## WORK TO BE COMPLETED
Scan the data. Collect each line that contains the word "JSON".

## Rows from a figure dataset
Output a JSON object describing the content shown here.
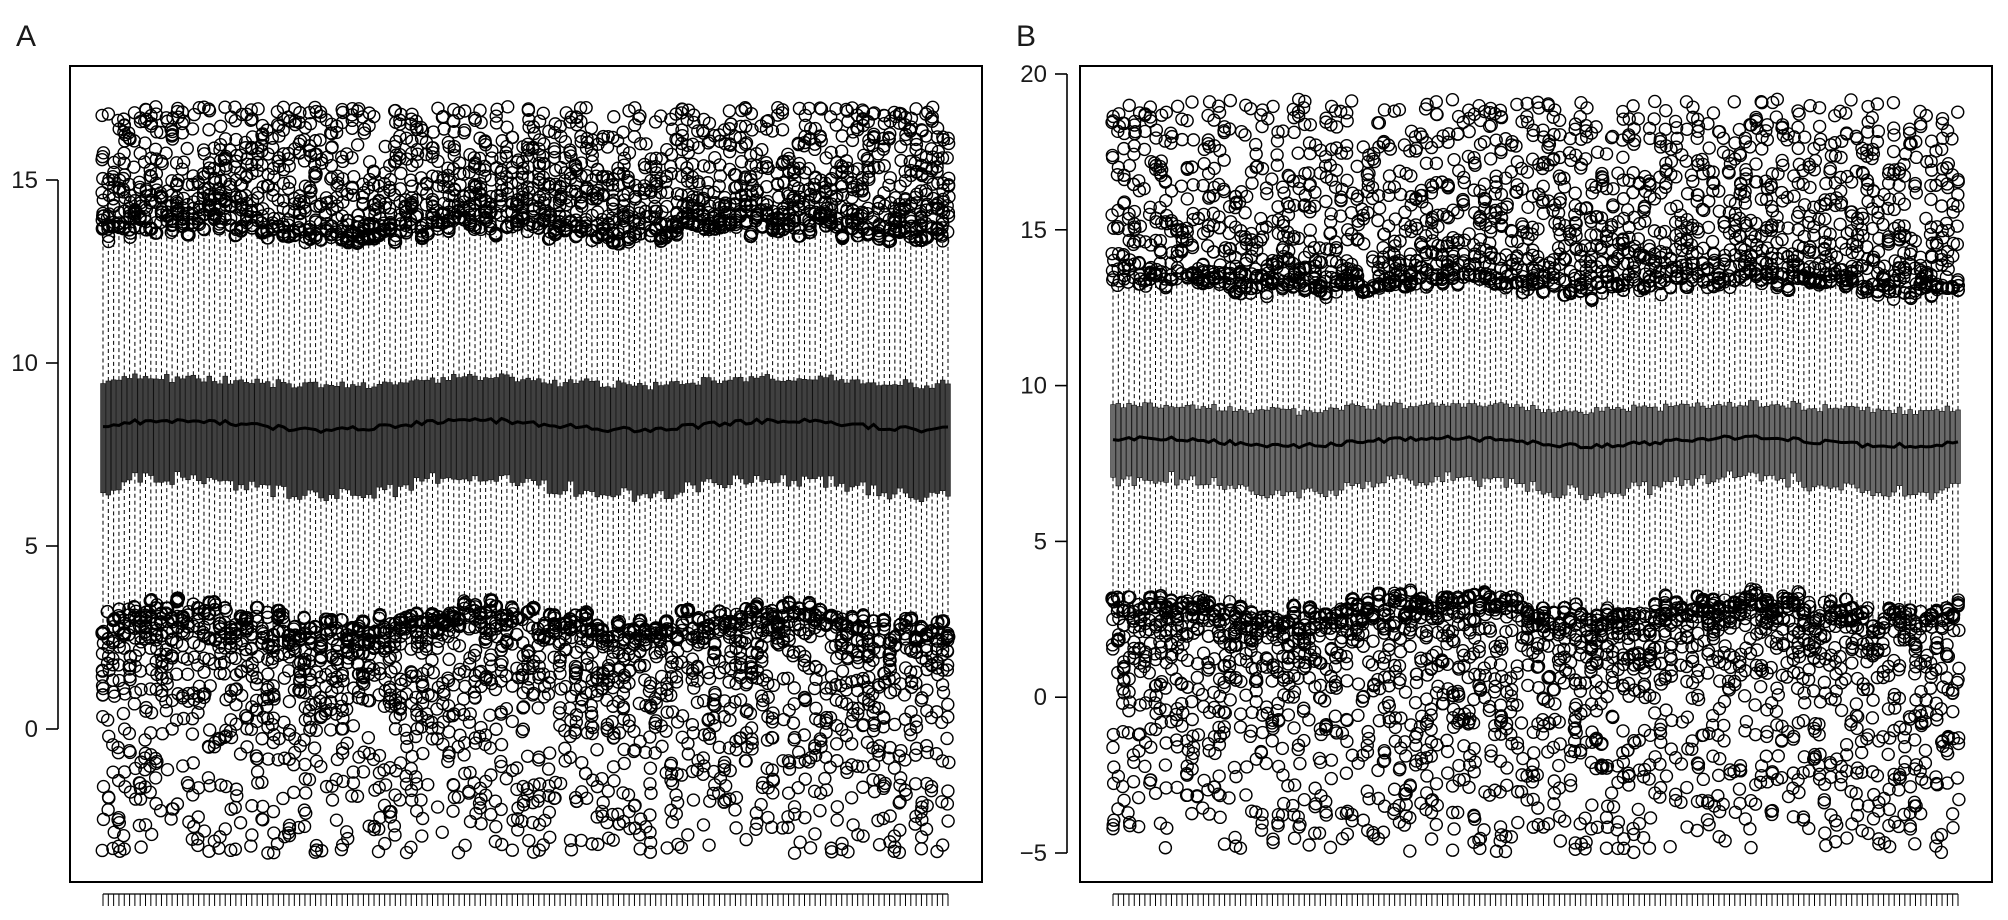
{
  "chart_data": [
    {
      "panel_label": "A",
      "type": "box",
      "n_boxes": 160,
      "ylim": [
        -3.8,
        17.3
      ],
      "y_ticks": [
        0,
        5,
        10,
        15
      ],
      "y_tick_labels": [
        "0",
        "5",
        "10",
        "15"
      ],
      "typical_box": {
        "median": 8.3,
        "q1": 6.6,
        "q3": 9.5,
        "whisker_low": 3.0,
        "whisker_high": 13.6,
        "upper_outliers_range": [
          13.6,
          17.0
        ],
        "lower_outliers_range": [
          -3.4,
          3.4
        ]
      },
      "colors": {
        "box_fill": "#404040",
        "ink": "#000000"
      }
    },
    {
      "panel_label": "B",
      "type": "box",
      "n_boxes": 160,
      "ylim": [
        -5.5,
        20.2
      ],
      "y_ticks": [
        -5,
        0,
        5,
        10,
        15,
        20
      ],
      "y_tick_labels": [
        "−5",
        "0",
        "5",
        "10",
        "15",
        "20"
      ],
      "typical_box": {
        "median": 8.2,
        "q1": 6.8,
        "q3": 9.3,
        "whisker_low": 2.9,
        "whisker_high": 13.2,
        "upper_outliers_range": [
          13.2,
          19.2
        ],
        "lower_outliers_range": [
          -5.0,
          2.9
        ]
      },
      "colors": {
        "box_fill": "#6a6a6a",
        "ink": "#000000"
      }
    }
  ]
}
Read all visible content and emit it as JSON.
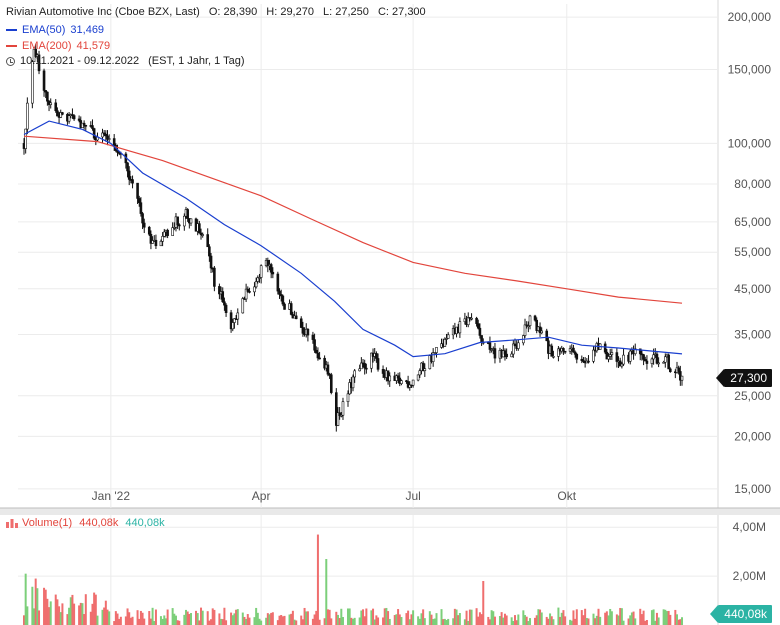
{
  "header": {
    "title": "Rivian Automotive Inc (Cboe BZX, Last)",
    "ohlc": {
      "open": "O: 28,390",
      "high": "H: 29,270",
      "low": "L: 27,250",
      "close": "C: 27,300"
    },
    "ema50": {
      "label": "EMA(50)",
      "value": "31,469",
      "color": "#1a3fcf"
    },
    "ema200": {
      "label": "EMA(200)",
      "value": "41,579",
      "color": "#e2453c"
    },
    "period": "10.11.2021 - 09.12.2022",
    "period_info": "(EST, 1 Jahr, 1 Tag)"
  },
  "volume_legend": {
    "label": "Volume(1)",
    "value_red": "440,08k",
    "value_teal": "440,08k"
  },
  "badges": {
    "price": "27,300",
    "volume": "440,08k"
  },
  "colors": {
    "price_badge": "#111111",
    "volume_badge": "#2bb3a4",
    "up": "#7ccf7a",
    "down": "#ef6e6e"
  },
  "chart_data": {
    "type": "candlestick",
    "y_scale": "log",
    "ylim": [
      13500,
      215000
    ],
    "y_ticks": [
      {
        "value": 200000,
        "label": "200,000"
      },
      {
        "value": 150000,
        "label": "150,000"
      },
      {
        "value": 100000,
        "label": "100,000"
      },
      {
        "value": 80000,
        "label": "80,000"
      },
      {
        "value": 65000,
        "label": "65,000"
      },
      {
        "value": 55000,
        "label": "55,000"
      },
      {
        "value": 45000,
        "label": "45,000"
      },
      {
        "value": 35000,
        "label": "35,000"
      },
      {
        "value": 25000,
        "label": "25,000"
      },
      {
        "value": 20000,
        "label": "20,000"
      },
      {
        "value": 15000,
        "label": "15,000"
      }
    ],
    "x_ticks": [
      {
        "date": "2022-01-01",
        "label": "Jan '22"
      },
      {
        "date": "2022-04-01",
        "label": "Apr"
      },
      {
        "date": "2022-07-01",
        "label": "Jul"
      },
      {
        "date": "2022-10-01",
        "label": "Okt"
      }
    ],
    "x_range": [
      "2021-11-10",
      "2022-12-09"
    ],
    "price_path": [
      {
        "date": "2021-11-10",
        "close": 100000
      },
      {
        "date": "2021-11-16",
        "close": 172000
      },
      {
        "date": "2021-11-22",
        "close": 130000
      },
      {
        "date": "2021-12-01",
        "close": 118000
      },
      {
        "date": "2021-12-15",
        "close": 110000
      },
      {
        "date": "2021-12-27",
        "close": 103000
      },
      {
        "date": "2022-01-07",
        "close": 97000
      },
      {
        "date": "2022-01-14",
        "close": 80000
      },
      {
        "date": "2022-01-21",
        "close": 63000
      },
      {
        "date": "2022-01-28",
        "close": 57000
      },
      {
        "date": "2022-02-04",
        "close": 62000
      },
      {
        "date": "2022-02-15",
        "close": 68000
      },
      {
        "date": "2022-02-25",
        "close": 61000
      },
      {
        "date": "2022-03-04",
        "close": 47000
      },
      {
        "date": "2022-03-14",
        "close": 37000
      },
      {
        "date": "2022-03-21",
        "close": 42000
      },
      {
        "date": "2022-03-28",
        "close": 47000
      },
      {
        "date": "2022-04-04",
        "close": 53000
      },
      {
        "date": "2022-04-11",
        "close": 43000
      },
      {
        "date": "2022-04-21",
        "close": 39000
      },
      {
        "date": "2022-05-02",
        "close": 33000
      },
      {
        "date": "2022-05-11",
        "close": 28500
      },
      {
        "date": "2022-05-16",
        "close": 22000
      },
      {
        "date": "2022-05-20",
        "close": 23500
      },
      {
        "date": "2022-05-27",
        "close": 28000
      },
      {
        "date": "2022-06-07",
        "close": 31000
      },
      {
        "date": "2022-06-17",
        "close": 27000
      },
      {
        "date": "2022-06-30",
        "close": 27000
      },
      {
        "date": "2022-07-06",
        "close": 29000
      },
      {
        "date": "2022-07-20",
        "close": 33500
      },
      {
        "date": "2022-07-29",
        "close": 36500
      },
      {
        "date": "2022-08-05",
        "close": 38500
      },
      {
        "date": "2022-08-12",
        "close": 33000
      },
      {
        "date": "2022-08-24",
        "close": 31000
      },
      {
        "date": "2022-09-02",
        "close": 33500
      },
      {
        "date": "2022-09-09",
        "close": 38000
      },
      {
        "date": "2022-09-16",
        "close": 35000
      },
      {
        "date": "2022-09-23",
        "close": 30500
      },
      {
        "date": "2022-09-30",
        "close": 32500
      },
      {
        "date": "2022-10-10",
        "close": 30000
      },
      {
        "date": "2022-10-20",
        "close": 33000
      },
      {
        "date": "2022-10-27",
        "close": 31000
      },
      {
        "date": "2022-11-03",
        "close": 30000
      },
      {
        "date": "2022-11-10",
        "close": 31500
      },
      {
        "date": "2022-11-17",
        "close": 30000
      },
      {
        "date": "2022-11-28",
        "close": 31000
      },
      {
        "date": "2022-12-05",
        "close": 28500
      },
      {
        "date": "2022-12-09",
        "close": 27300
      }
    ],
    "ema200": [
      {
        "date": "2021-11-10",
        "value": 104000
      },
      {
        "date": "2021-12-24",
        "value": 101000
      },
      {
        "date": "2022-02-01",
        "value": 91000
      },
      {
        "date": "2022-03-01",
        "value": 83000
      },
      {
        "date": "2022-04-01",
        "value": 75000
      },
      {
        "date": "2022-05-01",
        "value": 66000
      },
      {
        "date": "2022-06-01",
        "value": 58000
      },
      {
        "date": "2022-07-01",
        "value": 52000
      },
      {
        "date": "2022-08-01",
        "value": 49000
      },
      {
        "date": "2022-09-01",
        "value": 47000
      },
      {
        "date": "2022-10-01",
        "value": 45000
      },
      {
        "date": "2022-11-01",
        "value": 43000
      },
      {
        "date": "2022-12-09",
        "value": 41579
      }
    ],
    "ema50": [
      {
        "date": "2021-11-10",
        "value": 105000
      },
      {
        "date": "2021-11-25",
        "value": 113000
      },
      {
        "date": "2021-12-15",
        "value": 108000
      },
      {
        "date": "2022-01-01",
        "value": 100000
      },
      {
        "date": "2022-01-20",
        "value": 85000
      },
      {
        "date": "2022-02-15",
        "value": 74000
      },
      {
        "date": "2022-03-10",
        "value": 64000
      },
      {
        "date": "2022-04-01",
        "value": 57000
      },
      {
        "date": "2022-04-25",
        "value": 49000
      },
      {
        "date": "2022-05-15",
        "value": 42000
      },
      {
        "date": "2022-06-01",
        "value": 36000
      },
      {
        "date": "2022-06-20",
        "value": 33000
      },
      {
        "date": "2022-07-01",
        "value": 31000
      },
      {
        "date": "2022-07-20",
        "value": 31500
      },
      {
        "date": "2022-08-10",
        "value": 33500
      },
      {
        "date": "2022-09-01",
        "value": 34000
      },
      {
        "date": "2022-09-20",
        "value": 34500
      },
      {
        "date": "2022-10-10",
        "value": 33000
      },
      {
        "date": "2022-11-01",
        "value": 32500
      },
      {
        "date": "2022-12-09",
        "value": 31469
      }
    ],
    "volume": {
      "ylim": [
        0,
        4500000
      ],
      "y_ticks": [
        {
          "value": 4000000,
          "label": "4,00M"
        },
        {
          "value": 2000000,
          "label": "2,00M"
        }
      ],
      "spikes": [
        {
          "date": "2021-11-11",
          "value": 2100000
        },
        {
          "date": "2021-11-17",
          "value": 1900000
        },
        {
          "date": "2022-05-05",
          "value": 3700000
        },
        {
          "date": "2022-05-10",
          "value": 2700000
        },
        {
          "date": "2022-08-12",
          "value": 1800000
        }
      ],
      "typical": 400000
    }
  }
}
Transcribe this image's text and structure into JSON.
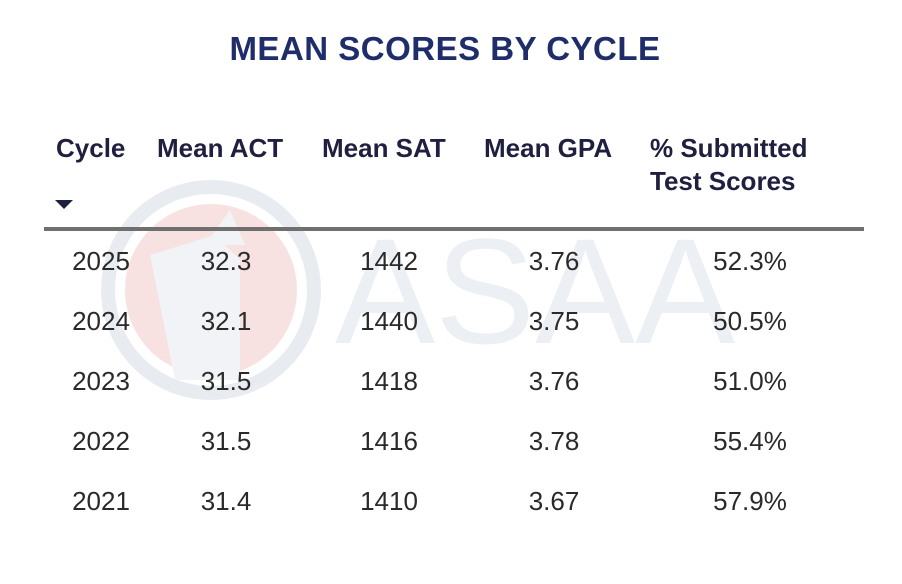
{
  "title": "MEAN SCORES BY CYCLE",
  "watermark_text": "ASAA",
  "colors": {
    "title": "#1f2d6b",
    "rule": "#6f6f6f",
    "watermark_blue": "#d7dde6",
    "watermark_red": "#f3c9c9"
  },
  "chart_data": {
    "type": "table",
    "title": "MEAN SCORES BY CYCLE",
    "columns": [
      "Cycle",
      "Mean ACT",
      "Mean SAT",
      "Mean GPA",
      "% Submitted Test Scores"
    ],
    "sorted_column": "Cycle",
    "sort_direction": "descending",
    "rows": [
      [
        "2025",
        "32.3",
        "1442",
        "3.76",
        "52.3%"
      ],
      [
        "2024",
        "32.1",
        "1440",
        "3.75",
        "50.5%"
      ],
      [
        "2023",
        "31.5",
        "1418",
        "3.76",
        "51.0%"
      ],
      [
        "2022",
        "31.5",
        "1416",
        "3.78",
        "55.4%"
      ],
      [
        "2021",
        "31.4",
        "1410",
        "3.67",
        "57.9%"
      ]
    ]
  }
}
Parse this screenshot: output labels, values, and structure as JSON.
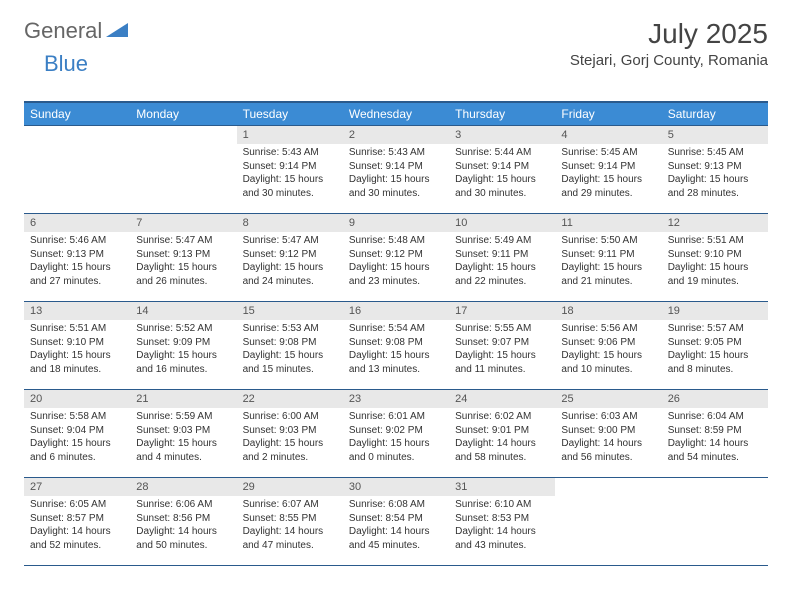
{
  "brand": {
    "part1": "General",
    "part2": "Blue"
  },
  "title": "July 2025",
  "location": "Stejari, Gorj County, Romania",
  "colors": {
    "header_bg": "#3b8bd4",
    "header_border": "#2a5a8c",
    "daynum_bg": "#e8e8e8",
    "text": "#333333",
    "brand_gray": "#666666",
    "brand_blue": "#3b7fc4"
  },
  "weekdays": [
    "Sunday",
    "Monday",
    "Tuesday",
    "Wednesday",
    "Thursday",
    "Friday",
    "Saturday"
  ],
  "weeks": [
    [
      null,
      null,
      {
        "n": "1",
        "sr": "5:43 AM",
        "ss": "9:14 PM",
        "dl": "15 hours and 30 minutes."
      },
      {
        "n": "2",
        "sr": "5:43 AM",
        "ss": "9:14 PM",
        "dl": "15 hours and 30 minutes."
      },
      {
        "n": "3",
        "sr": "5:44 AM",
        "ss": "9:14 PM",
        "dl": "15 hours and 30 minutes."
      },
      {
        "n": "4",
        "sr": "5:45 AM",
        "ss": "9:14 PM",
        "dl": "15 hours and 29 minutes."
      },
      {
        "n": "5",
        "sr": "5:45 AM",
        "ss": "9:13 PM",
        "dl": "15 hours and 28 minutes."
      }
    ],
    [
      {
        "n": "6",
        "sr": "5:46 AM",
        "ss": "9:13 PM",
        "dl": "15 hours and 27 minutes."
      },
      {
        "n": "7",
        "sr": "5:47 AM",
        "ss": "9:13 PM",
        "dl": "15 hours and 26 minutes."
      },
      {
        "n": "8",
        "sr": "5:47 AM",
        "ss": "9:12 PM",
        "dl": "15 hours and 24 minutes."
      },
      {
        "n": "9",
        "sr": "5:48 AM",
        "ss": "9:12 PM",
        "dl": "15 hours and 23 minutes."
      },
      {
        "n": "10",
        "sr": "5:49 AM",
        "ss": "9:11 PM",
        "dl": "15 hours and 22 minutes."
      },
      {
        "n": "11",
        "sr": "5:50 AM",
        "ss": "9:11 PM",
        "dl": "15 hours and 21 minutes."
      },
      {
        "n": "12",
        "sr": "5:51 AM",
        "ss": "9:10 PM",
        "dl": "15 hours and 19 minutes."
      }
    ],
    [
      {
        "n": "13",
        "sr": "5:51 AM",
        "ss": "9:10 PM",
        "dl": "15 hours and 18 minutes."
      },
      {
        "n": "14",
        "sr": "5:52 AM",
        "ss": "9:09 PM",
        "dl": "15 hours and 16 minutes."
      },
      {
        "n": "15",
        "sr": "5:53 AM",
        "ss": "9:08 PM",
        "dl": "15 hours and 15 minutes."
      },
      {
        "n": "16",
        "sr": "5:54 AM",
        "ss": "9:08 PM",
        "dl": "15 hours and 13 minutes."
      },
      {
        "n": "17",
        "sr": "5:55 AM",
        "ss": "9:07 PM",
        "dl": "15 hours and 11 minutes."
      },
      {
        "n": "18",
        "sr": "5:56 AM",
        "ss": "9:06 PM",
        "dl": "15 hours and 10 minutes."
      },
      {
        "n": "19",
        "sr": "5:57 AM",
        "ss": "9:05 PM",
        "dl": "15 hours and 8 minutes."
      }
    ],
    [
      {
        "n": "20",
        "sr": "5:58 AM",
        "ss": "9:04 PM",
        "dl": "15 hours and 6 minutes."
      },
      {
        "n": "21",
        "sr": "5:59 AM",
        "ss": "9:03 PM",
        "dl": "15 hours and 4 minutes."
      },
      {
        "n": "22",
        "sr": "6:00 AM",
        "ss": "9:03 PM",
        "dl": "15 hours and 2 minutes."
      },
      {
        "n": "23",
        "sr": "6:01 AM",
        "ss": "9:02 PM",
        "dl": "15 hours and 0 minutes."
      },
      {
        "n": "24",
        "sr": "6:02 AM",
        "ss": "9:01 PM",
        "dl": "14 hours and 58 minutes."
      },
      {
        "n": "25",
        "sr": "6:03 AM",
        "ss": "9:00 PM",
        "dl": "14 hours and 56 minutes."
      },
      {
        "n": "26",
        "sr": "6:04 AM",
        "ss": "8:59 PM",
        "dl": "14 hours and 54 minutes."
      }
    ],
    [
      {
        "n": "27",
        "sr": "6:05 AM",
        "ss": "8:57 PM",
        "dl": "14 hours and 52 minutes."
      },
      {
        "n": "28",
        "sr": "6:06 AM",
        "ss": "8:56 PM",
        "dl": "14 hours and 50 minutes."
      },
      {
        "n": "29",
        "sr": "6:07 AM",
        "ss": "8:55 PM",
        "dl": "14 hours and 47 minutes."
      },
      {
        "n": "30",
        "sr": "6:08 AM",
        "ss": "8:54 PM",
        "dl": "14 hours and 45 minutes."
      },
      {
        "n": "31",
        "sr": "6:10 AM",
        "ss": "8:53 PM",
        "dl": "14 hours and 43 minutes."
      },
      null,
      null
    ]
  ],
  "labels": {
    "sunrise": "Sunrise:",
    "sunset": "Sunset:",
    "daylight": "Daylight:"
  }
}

## WRITTEN REPLY
Output a JSON object describing the content shown here.
Read all visible content and emit it as JSON.
Transcribe this image's text and structure into JSON.
Parse this screenshot: output labels, values, and structure as JSON.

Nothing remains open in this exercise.